**TASK TO COMPLETE:** Return the rows below verbatim, starting with the very first one and ending with the line that contains "x-tick-label: 11/2 [744,543,769,556]", both included.

**SUPPLIED ENTRIES:**
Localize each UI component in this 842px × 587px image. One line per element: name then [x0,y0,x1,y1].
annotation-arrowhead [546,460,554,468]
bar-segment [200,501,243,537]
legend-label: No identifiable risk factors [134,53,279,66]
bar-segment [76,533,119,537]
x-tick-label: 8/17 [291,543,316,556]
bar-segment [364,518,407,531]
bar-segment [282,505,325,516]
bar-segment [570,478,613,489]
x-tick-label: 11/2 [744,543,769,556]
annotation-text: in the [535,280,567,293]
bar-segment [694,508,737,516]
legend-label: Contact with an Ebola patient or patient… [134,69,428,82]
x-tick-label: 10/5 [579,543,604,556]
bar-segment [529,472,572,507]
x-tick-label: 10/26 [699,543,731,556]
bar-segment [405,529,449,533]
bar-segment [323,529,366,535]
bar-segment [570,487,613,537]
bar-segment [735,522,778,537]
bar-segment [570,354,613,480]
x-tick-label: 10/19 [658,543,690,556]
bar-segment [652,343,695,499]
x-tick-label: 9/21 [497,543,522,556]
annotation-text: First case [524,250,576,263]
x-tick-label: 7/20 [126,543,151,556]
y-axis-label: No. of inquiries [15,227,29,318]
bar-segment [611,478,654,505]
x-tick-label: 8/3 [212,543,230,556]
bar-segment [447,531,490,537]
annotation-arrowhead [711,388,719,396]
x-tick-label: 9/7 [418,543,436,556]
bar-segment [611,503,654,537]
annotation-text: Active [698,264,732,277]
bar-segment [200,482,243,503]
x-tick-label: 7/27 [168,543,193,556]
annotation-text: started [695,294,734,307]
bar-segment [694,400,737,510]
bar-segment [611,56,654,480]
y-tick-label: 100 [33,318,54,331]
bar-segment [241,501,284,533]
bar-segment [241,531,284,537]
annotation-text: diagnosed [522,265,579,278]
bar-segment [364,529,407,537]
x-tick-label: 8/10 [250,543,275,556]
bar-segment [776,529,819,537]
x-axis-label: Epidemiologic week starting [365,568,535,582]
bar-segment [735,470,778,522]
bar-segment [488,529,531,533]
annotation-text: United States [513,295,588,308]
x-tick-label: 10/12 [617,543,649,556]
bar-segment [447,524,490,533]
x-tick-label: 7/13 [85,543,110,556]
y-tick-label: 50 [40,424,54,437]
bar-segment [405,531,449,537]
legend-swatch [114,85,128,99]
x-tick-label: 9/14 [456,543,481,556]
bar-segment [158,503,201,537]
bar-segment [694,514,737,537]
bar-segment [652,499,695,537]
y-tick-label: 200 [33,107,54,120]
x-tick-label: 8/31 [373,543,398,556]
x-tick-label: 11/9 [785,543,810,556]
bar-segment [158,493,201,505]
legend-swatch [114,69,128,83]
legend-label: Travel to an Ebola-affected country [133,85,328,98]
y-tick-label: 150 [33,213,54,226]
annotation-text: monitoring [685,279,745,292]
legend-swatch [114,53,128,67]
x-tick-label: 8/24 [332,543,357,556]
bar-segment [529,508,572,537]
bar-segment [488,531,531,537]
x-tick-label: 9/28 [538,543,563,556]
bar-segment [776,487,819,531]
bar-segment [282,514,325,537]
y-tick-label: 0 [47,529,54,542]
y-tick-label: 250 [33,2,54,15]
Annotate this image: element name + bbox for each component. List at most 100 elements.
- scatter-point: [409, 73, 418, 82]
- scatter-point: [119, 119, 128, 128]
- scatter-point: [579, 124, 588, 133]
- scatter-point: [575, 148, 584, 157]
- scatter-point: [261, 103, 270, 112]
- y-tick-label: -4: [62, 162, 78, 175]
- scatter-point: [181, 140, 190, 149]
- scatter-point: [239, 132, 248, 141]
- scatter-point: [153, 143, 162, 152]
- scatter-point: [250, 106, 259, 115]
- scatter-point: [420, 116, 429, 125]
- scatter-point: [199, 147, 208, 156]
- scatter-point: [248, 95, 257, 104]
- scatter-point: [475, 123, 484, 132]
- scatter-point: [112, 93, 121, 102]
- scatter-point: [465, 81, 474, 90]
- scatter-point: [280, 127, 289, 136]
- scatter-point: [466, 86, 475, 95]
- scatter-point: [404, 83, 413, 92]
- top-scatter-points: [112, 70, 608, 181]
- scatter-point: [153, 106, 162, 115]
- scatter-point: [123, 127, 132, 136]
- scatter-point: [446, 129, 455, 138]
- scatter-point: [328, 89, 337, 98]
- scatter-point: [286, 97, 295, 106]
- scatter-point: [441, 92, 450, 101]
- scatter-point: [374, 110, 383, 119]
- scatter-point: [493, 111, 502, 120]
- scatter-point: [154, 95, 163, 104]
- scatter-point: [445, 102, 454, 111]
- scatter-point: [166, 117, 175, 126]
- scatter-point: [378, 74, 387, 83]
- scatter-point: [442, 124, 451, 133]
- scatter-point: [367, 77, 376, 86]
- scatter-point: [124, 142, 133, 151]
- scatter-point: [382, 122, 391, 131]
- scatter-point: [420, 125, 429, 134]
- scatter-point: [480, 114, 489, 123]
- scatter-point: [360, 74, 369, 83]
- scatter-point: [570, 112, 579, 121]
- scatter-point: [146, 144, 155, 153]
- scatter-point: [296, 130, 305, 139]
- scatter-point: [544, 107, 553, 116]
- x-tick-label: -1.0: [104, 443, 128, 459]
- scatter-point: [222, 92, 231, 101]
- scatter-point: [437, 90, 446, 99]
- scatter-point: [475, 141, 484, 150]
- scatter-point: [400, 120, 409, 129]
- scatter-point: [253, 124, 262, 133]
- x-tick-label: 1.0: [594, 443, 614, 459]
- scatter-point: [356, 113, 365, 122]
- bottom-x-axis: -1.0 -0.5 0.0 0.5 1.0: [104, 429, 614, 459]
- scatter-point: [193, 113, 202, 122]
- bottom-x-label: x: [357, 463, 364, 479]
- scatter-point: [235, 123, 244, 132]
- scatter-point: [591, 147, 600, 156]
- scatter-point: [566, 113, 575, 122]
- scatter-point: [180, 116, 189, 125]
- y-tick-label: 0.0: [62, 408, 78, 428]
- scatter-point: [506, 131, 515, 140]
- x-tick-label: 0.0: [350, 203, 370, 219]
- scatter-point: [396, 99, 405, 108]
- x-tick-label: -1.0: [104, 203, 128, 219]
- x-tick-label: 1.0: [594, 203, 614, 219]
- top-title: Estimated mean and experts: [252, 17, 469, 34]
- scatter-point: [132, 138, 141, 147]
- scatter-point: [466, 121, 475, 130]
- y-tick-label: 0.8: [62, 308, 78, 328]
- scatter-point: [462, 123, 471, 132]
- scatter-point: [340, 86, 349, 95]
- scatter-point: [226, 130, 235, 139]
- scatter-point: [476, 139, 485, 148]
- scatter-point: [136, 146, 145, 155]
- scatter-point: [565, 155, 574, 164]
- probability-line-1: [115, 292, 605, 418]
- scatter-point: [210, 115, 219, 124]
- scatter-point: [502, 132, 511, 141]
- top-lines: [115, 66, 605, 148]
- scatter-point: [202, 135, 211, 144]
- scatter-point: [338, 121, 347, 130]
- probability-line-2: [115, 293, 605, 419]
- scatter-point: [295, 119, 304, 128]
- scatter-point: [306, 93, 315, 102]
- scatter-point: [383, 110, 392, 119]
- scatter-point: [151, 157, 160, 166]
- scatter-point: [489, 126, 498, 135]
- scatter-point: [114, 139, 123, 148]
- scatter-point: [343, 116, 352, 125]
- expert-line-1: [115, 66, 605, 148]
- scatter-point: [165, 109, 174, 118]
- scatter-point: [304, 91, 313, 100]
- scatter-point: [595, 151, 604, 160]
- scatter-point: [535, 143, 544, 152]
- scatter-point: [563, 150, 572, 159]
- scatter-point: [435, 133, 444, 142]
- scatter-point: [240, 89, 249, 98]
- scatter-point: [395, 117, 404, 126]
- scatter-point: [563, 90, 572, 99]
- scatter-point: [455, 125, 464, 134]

**RESPONSE TO THIS TASK:**
Localize each UI component in this 842px × 587px image. One line per element: name then [x0,y0,x1,y1].
annotation-arrowhead [546,460,554,468]
bar-segment [200,501,243,537]
legend-label: No identifiable risk factors [134,53,279,66]
bar-segment [76,533,119,537]
x-tick-label: 8/17 [291,543,316,556]
bar-segment [364,518,407,531]
bar-segment [282,505,325,516]
bar-segment [570,478,613,489]
x-tick-label: 11/2 [744,543,769,556]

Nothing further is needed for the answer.